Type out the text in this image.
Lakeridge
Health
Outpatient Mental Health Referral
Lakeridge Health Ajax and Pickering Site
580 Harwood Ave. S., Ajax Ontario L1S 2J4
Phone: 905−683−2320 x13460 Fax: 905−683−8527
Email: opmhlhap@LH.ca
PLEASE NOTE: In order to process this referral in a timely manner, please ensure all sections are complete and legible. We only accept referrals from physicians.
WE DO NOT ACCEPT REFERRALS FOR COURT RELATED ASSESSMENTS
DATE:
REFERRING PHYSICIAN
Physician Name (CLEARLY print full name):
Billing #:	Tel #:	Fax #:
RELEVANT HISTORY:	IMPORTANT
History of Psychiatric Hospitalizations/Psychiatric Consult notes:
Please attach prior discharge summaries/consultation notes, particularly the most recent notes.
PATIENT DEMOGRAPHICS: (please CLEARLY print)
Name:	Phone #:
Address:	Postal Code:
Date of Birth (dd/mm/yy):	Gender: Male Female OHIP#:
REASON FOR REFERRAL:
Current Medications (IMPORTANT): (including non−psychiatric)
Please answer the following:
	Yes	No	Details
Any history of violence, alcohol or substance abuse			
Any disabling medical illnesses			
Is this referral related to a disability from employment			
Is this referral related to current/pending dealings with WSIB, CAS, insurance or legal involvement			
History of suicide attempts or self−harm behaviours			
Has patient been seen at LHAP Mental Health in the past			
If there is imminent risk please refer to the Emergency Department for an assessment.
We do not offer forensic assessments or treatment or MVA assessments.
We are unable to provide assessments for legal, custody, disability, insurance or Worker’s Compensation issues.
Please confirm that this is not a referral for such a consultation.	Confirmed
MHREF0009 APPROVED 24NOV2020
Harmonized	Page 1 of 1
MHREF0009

========================

What is needed - Tally the lines of the listing above that include the word "Name". Answer with the number alone.

Task response - 2